§ **Records shown**
■ ■ ■
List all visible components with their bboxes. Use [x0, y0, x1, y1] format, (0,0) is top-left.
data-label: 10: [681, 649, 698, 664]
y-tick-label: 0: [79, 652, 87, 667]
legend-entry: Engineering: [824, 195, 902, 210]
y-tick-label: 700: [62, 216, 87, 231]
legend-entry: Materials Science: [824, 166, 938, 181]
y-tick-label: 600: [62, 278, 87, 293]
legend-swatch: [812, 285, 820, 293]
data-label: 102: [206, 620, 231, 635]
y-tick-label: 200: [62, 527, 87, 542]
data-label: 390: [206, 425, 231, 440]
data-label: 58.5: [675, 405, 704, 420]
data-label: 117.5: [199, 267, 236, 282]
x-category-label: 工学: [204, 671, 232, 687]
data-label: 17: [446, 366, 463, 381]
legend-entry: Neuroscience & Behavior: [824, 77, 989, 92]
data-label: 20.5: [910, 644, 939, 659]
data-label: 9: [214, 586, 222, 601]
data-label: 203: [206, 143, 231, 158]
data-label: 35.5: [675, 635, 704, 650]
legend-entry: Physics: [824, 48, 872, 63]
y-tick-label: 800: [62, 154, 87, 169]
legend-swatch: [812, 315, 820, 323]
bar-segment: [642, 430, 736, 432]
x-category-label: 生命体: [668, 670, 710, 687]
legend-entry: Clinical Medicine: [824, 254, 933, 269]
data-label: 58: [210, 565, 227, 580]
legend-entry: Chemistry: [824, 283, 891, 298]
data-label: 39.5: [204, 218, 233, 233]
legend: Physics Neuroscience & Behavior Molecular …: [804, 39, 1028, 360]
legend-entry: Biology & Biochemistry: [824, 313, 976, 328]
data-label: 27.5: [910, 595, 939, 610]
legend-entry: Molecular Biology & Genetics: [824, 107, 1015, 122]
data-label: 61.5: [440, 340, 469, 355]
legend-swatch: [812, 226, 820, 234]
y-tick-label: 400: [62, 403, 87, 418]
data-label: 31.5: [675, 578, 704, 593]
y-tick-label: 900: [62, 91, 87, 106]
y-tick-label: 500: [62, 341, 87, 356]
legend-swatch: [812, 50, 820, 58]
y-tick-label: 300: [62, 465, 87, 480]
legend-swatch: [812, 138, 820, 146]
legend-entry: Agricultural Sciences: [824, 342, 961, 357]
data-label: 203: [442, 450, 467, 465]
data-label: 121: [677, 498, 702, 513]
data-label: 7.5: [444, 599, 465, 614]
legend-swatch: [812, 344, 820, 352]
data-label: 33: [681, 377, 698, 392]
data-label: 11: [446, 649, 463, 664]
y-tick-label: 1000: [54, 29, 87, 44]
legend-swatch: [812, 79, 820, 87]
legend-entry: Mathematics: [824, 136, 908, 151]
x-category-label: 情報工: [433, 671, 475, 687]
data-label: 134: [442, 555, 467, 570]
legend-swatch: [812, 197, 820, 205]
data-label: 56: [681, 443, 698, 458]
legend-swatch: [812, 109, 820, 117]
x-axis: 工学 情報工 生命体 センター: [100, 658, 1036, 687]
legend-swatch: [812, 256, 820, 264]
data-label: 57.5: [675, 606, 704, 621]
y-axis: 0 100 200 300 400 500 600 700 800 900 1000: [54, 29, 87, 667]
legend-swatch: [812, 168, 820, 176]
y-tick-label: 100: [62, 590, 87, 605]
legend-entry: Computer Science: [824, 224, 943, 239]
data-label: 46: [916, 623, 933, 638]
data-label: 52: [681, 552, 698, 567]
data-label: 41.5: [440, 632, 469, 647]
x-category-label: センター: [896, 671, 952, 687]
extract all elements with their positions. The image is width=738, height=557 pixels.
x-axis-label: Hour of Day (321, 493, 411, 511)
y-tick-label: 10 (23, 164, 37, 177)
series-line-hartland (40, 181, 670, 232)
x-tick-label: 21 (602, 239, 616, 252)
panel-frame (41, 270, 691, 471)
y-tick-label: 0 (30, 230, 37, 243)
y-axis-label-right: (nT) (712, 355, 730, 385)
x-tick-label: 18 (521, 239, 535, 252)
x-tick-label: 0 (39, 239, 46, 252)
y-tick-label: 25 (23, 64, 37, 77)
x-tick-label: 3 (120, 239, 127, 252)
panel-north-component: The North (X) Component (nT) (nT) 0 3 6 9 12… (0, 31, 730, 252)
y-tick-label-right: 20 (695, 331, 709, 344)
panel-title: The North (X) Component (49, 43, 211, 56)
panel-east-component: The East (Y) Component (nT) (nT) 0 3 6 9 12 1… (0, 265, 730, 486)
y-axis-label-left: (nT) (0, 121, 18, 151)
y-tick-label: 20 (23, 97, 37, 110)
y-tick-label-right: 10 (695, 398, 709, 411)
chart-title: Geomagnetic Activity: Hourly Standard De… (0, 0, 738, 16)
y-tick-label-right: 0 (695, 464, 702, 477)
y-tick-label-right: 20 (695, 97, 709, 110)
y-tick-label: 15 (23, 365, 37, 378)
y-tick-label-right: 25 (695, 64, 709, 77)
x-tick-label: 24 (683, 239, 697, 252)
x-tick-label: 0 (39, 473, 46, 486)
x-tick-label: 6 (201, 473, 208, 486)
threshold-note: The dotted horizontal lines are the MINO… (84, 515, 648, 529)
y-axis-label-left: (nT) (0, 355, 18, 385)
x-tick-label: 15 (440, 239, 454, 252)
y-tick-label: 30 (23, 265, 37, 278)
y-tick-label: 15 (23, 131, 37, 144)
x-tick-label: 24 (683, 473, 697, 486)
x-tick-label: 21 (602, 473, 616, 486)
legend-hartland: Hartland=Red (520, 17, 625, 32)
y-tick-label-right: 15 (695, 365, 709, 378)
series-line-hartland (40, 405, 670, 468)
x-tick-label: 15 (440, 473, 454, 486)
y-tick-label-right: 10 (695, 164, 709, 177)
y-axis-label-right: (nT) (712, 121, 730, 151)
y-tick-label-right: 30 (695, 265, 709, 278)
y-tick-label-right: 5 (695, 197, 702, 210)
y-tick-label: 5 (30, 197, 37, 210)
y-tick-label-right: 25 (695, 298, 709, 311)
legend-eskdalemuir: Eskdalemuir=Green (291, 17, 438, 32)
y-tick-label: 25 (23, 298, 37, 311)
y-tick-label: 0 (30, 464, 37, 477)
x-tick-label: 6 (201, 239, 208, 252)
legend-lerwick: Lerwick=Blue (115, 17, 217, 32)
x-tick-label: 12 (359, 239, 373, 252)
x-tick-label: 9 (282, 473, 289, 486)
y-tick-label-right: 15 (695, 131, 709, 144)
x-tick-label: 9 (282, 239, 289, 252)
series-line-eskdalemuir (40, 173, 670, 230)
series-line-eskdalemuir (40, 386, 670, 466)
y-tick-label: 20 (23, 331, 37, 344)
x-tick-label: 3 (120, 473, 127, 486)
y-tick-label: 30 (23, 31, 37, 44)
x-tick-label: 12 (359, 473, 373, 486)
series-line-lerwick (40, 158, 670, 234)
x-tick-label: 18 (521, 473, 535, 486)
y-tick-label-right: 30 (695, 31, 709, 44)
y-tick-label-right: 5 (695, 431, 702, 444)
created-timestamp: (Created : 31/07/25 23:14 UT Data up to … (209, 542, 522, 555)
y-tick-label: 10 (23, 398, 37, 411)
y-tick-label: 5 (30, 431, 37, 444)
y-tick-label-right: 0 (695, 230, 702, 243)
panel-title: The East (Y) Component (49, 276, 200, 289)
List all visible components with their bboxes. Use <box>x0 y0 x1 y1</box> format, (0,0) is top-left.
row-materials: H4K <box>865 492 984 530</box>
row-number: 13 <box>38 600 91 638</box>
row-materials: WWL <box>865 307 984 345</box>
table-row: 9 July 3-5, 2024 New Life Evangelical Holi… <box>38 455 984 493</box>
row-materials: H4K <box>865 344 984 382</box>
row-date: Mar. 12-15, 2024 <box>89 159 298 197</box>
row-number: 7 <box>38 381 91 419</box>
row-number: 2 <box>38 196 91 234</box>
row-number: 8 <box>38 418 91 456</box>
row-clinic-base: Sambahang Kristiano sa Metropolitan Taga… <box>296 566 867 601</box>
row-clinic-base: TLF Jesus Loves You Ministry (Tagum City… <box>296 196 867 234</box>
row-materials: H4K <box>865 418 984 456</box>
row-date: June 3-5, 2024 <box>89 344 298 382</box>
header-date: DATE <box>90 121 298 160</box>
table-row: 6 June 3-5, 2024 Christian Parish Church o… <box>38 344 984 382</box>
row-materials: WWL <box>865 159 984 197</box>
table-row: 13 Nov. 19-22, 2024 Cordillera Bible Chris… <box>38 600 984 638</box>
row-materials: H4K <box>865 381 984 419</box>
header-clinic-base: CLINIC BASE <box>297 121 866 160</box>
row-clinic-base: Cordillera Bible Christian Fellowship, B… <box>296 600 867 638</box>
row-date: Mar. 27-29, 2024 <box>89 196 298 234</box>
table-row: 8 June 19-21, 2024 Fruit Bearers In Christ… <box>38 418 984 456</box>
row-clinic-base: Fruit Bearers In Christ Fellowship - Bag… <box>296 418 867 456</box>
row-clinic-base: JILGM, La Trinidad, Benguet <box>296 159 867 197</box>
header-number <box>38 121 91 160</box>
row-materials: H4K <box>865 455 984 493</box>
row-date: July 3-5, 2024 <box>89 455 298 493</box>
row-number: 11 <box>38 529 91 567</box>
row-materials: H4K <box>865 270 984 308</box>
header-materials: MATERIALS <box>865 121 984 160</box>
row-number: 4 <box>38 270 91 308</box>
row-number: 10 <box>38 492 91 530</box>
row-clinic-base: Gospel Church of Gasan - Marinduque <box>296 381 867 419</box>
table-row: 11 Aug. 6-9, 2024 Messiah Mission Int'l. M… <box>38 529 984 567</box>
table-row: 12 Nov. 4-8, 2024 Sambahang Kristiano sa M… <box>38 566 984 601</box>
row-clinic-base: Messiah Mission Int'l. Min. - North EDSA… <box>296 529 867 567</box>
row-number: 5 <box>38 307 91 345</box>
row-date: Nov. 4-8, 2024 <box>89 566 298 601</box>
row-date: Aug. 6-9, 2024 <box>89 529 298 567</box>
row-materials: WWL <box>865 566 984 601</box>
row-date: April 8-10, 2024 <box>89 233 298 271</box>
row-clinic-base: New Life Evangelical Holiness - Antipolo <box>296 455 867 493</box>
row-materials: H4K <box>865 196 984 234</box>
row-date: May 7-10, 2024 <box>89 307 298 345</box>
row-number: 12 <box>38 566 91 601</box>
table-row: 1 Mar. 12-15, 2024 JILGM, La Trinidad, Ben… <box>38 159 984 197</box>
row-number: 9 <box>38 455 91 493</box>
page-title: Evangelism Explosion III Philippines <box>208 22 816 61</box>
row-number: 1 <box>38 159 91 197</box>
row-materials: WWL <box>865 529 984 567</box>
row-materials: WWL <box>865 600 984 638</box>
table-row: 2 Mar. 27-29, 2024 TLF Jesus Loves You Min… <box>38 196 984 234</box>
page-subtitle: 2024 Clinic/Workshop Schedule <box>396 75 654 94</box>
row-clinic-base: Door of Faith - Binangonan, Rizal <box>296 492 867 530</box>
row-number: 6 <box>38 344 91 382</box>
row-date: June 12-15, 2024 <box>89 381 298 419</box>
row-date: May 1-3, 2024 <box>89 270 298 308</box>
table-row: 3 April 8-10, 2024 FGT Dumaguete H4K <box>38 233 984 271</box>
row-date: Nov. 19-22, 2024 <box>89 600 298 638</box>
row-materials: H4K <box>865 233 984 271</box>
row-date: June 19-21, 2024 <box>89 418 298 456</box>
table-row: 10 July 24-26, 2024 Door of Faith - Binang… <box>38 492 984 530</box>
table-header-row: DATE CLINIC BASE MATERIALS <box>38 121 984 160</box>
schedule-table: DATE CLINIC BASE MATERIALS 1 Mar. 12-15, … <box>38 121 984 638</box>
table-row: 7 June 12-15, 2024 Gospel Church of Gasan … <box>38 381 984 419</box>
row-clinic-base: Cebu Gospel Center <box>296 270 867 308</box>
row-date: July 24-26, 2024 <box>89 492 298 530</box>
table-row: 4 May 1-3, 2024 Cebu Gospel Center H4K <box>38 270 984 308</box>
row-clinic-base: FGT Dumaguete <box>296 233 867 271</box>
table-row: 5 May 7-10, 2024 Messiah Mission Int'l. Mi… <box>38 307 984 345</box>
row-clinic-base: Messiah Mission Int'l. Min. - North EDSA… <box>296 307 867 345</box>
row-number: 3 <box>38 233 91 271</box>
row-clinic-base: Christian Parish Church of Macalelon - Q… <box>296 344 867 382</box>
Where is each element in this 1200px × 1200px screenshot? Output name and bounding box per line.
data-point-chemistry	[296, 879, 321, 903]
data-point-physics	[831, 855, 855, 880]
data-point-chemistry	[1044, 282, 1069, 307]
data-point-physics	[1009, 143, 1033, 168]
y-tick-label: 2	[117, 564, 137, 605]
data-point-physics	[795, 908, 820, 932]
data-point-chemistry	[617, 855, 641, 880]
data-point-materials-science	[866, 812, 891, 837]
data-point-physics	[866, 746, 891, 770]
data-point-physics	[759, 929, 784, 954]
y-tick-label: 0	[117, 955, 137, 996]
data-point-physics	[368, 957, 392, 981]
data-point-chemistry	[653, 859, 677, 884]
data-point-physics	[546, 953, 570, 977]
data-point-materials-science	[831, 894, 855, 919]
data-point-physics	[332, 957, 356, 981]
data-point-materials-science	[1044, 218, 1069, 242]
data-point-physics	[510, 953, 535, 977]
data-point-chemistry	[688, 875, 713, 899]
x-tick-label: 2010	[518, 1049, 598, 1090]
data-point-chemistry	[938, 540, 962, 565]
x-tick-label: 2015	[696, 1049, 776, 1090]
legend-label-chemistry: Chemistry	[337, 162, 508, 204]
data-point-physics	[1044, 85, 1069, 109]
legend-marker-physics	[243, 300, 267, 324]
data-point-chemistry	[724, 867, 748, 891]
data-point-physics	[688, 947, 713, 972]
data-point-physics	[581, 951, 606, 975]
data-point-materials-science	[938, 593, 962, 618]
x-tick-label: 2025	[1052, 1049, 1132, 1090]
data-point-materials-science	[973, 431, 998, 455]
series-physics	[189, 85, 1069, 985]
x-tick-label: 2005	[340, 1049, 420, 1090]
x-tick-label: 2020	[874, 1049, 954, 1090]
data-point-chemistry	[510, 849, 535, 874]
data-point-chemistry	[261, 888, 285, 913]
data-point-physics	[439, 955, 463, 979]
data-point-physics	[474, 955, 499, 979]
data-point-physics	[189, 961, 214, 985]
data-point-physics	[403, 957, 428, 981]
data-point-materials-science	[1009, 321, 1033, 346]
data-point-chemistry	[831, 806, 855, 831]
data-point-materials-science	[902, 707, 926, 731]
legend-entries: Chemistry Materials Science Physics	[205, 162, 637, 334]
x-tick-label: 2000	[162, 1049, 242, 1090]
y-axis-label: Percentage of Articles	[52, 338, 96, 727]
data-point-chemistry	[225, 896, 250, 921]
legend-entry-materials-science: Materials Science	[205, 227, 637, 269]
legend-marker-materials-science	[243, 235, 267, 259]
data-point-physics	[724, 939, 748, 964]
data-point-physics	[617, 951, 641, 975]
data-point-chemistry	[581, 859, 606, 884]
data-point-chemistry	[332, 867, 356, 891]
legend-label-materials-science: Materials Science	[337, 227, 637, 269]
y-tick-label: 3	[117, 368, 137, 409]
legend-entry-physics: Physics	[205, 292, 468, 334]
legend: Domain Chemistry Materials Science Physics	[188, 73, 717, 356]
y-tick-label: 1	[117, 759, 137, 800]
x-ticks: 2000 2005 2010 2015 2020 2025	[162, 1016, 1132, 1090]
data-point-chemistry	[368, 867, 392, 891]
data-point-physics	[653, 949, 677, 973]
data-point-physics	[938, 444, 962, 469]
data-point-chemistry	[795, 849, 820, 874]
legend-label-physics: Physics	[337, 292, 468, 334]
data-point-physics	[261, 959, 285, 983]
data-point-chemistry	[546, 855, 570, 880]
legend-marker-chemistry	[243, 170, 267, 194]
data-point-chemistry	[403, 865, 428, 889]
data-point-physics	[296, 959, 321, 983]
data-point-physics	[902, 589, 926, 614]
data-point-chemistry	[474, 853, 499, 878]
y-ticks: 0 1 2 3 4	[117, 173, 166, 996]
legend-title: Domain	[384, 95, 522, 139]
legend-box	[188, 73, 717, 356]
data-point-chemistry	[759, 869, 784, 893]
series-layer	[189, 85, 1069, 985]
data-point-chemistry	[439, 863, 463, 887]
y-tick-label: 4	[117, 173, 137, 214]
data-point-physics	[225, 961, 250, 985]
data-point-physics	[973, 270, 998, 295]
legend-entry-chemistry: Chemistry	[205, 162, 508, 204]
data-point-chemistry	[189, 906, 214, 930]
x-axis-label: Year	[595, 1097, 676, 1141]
■ ■ ■
§ **What you need to do**
Reproduce the records above word for word, from their first line through the line that contains "data-label: 17: [446, 366, 463, 381]", with both of those lines included.

§ **Task result**
List all visible components with their bboxes. Use [x0, y0, x1, y1] format, (0,0) is top-left.
data-label: 10: [681, 649, 698, 664]
y-tick-label: 0: [79, 652, 87, 667]
legend-entry: Engineering: [824, 195, 902, 210]
y-tick-label: 700: [62, 216, 87, 231]
legend-entry: Materials Science: [824, 166, 938, 181]
y-tick-label: 600: [62, 278, 87, 293]
legend-swatch: [812, 285, 820, 293]
data-label: 102: [206, 620, 231, 635]
y-tick-label: 200: [62, 527, 87, 542]
data-label: 390: [206, 425, 231, 440]
data-label: 58.5: [675, 405, 704, 420]
data-label: 117.5: [199, 267, 236, 282]
x-category-label: 工学: [204, 671, 232, 687]
data-label: 17: [446, 366, 463, 381]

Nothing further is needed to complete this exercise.